===== SUPPLIED PASSAGE
8th State Auditor of Mississippi
- In office 1847–1851
- Governor: Albert G. Brown Joseph W. Matthews John A. Quitman
- Preceded by: J. E. Matthews
- Succeeded by: Daniel R. Russell

President of the Mississippi State Senate
- In office 1846–1847
- Preceded by: Jesse Speight
- Succeeded by: Dabney Lipscomb

Member of the Mississippi State Senate from the Rankin and Simpson Counties district
- In office 1842–1847

Personal details
- Born: July 5, 1808 Powhatan County, Virginia, U.S.
- Died: October 23, 1877 (aged 69) Richmond, Virginia, U.S.
- Party: Democratic

= George T. Swann =

American politician (1808–1877)

George Taylor Swann (July 5, 1808 – October 23, 1877) was an American lawyer and politician from Mississippi. He was the 8th State Auditor of Mississippi, serving from 1847 to 1851, and also served in the Mississippi State Senate and was its President from 1846 to 1847.

== Biography ==
Swann was born on July 5, 1808 in Powhatan County, Virginia. He graduated from Hampden–Sydney College in 1826, and studied law and started practicing in Virginia. He moved to Brandon, Mississippi in 1836, practicing law and editing a local newspaper.
==========
**WHAT YOU NEED TO DO**
Extract the stretch of the George T. Swann biography from "- Died: October" through "1846 to 1847.", copying it word for word.
===== GIVEN DATA
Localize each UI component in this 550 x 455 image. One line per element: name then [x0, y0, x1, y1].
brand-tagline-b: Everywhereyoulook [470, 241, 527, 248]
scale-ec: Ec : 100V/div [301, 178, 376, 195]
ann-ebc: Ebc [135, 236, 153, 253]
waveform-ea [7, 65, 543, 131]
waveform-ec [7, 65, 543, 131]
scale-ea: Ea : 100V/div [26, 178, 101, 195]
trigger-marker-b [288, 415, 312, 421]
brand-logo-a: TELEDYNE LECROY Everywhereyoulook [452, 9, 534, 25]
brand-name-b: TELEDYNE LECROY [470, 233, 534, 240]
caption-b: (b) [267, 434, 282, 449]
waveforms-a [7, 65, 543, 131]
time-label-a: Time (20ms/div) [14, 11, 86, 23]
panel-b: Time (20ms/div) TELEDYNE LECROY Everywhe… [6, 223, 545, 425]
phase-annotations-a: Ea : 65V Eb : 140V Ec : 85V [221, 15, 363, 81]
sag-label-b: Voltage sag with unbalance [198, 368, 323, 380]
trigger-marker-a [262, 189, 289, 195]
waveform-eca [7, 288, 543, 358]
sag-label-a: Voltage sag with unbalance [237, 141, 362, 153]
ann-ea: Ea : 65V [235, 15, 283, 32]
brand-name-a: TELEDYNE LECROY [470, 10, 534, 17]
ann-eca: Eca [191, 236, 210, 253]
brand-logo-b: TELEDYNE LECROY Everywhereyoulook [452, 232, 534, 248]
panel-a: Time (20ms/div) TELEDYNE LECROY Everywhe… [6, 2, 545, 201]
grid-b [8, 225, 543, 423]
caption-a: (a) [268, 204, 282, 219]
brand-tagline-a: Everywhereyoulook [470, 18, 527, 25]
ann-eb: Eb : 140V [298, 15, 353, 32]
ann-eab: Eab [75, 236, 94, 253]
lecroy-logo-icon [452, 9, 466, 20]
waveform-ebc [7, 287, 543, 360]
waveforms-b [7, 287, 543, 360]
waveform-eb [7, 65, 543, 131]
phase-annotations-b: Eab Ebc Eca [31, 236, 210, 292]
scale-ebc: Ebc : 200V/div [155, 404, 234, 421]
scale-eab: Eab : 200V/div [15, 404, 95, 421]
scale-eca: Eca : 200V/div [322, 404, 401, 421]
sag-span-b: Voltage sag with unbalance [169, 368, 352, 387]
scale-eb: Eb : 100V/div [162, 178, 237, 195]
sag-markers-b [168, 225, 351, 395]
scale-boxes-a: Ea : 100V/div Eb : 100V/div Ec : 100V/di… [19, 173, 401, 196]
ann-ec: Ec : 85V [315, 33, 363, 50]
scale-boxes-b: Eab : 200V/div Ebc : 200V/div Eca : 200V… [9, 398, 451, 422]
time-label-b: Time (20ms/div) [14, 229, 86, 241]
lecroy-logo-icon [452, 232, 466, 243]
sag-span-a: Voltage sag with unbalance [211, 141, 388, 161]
==========
**RESPONSE TO THE EXERCISE**
- Died: October 23, 1877 (aged 69) Richmond, Virginia, U.S.
- Party: Democratic

= George T. Swann =

American politician (1808–1877)

George Taylor Swann (July 5, 1808 – October 23, 1877) was an American lawyer and politician from Mississippi. He was the 8th State Auditor of Mississippi, serving from 1847 to 1851, and also served in the Mississippi State Senate and was its President from 1846 to 1847.